### [Aim]
Please carry the piece on Disney below further, picking up right after its last sentence.

### [Excerpt to read]

⁂

Dissecting Disney

Remember a time when things were so simple?

Back when good overthrew evil, the guy got the girl, and your children hadn’t sucked the life out of you? When you were a child, loving nothing more than to snuggle in front of the TV and watch a Disney movie with your parents or siblings? Remember watching with awe the fantastical magic playing out on the screen in front of you?

Do you remember with childlike glee your favourite princess, or hero, or talking animal?

Are you there yet?

Is it all coming back?

But you had to grow up, didn’t you? There was no magic fairy dust for you and as the years passed you grew bitter. Why couldn’t you go and live in Never-Neverland? Where was your Prince Charming ready to whisk you away to a castle? Where was your fairytale princess who would be your everything?

Adulthood sucks. We all want to go back there, to a time when elephants could fly and sleeping princesses would wake from their slumber once their prince kissed them. It was a magical time, a time full of wonder, it was…it was…all lies.

Yes, what you just heard was the record scratching and the pretty music stop.

Sorry about that.

Disney lied to us, and not just Disney, it goes back further than that, but it is Disney who popularised these stories and put them in our homes for us to enjoy as children and have our children enjoy them just as much.

⁂

### [Information shown]
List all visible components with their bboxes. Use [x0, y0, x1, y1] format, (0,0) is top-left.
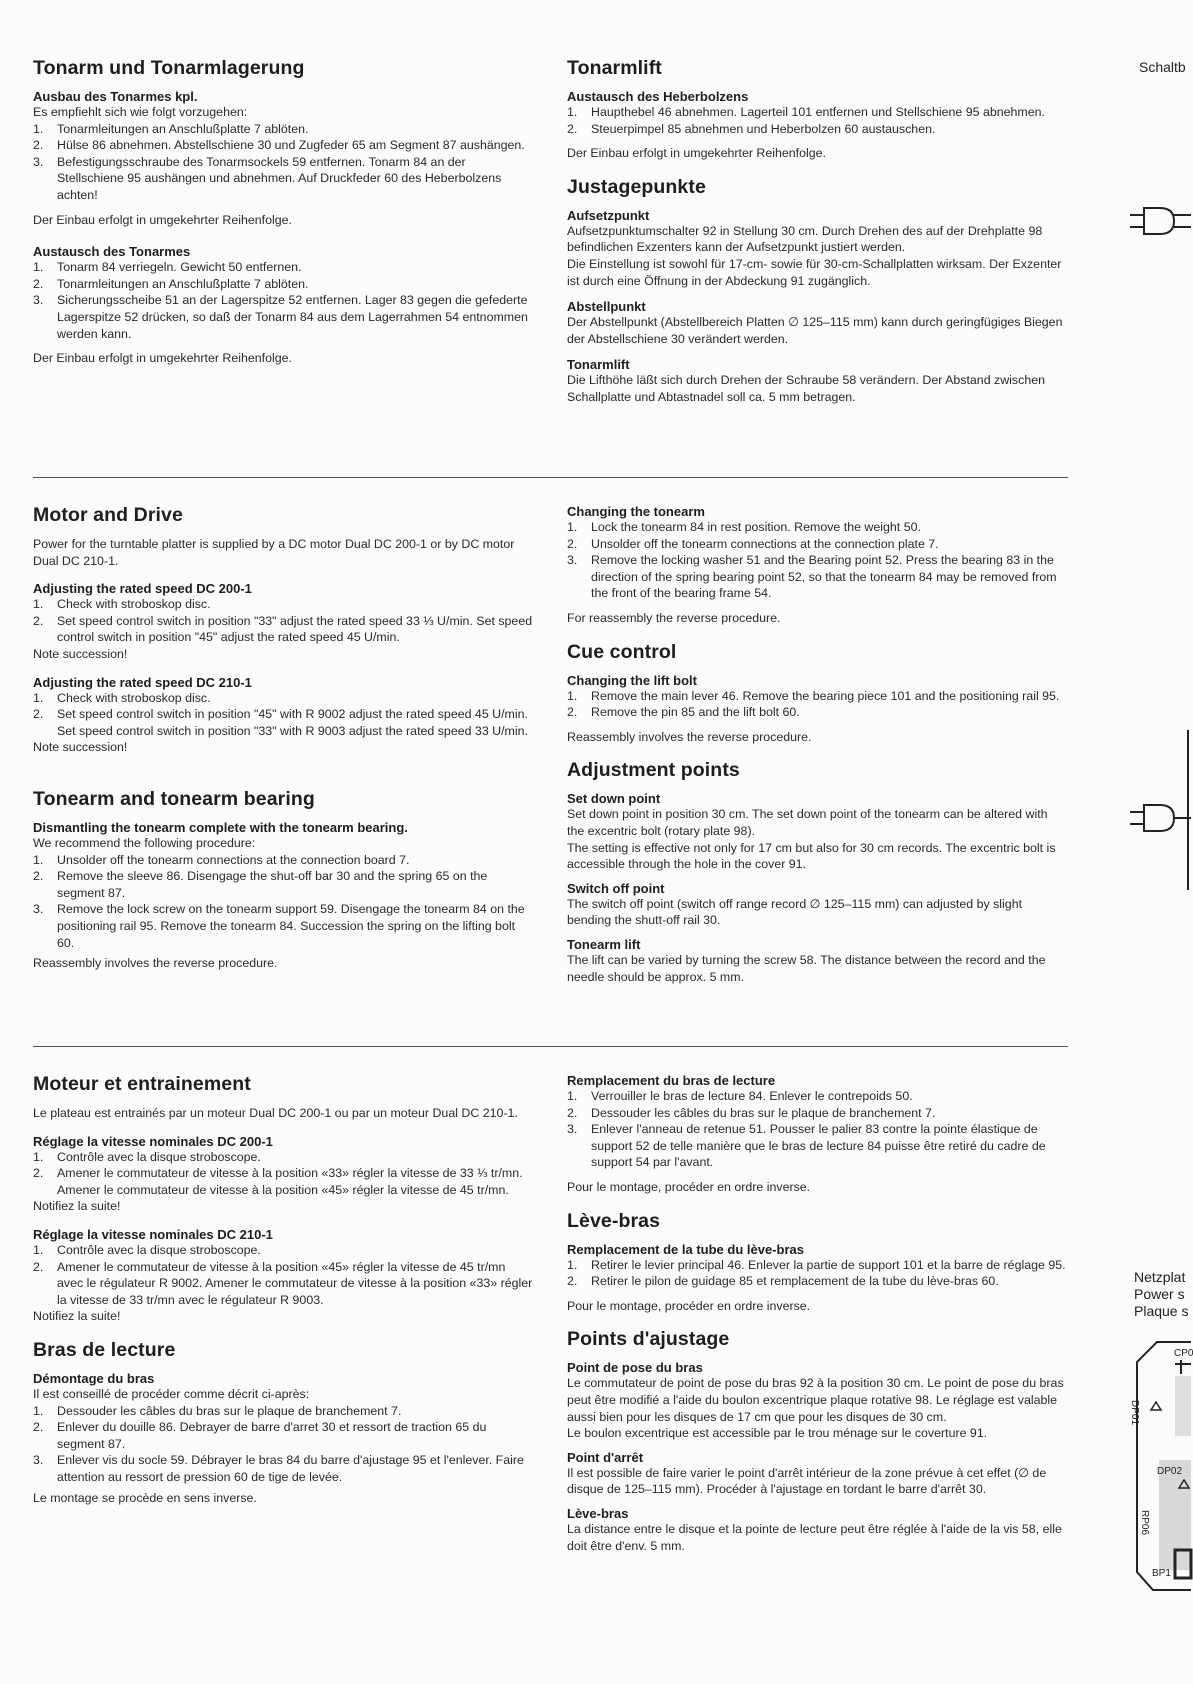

⁂

### [Task response]
The older you get the more cynical you become, and this is born out of never getting to kiss the princess, seeing every day that good doesn’t always triumph evil, and most importantly, realise that no matter how much glitter you throw up into the air to land on your head, you will not fly. Go on, give it a go if you think I’m lying, climb that tower block all glittered up and step out singing, ‘We can fly! We can fly!’

I’ll look forward to seeing your sparkly bloody mess splattered across the pavement on the ten o’clock news.

No, Peter, all it takes isn’t faith and trust, oh, and pixie dust. It’s lies, all lies. 

Let us journey together, to a magical land where animals can talk and human pre-pubescent “princesses” can understand what it is they’re twittering on about, or are mentally ill. Hey, while we’re at it while cooking and cleaning for our step-mother and two step-sisters, let's make the entire rodent infestation little tops and hats to wear so that they might do our bidding for us behind the scenes.

Yes, your dad died of the incurable cartoon cough of death, it’s very sad, I’m sure he was lovely (we never really got to know him so didn’t form the same emotional attachment I’m sure you had with him Cindy) but you’re nineteen years old love. Your wicked step-mother and sisters aren’t Josef Fritzl, they didn’t lock you down in a cellar all your life. On the contrary, you’ve got pretty sweet digs. Sure, your room might be a little drafty but I’d bet you’d still make a killing listing it on Airbnb. Throw in the birds which get you dressed in the morning and you’d be on to a winner.

Or leave.

Fuck off.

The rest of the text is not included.